- _Problem to work on_
Locate all lines with the word "this". Copy them.
● ● ● ● ●
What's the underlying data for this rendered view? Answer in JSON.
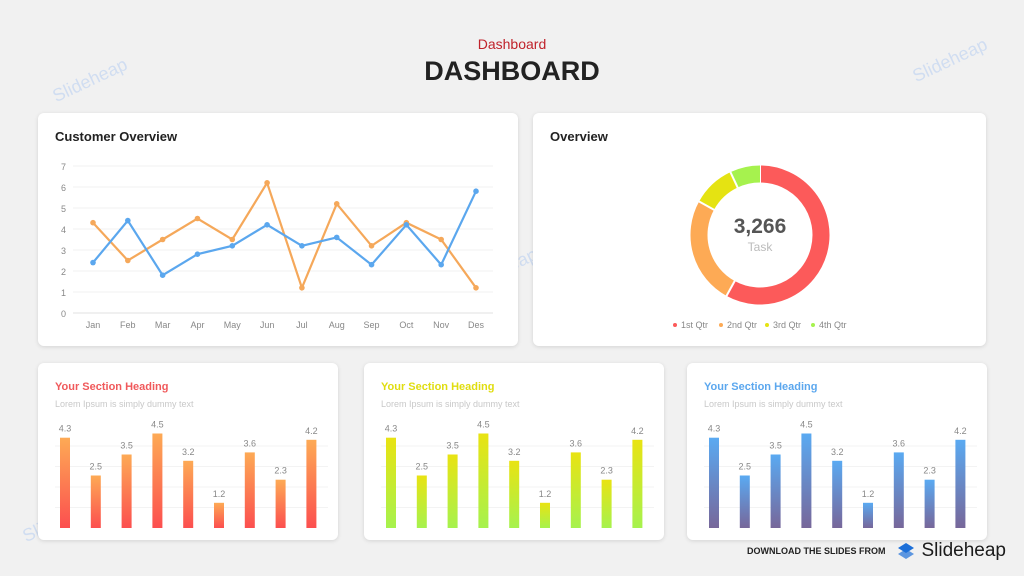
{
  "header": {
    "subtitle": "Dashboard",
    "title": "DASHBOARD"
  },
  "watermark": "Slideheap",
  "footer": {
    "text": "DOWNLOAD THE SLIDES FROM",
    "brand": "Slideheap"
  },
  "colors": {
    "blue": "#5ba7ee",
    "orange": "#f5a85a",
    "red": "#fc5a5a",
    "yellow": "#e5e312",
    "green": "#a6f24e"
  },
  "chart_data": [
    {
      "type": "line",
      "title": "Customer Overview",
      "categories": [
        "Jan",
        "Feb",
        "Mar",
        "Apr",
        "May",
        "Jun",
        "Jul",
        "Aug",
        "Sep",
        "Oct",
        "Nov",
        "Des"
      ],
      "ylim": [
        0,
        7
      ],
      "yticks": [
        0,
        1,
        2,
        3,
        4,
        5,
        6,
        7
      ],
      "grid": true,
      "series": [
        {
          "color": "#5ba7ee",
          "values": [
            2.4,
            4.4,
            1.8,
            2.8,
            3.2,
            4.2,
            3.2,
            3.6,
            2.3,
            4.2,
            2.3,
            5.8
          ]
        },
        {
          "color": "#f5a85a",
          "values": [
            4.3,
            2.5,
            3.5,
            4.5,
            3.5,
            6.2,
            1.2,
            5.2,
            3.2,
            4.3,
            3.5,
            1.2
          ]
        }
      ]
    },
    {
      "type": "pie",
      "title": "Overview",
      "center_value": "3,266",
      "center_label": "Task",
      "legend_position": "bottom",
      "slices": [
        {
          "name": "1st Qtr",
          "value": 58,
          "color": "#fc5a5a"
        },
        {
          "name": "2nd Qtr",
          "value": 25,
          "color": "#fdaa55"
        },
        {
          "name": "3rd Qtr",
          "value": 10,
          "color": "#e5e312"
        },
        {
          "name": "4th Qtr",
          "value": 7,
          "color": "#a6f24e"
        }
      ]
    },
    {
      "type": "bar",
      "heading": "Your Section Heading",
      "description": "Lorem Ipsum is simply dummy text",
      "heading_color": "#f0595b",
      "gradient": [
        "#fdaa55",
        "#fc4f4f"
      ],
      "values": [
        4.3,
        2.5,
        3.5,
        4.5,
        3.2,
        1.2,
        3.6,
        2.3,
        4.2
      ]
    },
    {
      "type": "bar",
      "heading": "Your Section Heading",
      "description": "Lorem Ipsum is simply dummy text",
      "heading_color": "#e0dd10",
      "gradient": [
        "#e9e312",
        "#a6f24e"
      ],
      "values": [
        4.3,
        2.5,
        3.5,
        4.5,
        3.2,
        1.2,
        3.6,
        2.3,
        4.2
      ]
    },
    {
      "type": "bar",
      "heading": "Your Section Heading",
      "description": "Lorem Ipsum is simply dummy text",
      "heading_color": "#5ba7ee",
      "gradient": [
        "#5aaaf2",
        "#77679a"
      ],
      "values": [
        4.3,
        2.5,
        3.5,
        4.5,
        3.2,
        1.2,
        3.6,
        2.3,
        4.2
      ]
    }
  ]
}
● ● ● ● ●
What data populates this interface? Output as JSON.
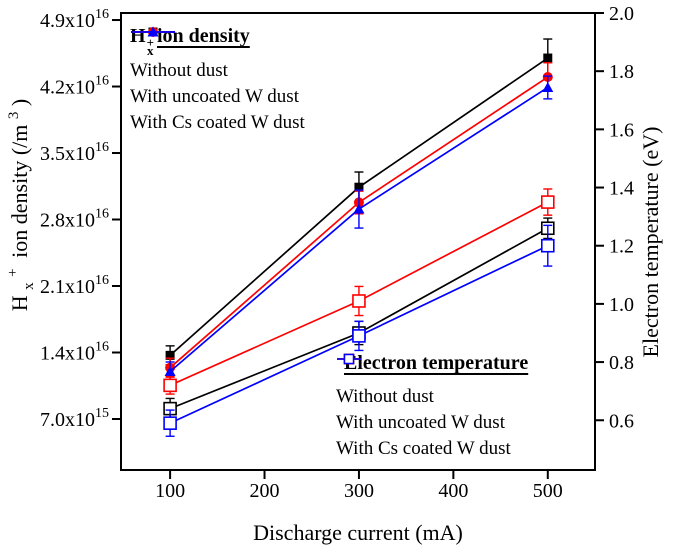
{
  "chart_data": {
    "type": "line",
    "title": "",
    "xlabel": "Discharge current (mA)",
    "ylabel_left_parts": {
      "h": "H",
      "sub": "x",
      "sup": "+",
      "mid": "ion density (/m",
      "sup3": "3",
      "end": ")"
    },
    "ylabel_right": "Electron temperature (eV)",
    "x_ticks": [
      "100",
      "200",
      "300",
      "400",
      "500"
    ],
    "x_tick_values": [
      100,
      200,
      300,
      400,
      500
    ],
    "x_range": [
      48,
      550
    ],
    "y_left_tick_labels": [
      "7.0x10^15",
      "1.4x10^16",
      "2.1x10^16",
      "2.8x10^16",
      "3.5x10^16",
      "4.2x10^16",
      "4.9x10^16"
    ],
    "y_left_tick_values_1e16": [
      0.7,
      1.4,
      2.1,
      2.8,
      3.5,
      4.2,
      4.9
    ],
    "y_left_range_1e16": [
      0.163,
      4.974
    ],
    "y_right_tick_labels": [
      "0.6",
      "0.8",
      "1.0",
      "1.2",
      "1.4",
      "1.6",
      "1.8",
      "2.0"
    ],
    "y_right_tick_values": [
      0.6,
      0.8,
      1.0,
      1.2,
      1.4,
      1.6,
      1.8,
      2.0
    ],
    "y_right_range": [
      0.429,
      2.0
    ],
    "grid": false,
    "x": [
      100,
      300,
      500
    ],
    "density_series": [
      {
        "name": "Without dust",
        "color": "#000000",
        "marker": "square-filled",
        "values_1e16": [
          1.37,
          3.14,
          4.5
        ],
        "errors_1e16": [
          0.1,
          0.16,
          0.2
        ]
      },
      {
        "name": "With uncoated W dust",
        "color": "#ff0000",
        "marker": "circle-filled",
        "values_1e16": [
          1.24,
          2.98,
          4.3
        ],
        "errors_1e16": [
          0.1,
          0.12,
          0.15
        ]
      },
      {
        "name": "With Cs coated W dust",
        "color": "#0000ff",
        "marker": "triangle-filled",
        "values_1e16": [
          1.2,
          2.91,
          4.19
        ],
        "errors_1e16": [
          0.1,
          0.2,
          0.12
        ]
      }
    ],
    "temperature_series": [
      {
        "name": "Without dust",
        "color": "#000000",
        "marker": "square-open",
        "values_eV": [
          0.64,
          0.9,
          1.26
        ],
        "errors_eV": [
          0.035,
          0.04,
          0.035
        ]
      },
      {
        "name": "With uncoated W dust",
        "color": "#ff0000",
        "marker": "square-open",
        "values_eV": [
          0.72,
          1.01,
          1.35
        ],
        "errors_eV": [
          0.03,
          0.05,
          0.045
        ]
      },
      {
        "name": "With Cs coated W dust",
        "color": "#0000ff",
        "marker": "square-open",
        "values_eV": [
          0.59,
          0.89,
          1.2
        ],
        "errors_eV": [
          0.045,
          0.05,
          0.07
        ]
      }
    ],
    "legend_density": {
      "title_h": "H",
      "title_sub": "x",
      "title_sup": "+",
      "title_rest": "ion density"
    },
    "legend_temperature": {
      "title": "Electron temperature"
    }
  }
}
● ● ● ● ●
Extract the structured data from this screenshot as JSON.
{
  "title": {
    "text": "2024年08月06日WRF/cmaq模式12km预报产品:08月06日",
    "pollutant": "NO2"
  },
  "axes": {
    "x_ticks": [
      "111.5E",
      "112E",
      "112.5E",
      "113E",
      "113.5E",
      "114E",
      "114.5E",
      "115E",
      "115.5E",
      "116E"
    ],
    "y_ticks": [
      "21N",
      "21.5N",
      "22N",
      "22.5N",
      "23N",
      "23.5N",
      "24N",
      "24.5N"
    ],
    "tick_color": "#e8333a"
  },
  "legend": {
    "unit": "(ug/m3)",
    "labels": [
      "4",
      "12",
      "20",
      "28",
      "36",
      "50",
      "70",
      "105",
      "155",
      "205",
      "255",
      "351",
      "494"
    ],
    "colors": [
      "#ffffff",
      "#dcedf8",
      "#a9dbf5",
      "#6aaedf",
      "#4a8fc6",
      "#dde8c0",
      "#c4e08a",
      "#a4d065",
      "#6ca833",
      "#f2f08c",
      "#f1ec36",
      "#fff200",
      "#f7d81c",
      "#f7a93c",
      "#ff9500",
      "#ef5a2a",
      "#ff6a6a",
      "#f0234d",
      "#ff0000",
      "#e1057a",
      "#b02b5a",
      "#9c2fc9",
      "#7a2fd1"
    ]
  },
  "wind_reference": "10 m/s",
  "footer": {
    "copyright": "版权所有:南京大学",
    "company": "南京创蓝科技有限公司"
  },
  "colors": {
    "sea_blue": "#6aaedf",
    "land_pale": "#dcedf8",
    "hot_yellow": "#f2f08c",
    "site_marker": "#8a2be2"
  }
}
● ● ● ● ●
- _Output_
What's the underlying data for this rendered view? Answer in JSON.
What data populates this interface? Output as JSON.
Extract the structured data from this screenshot as JSON.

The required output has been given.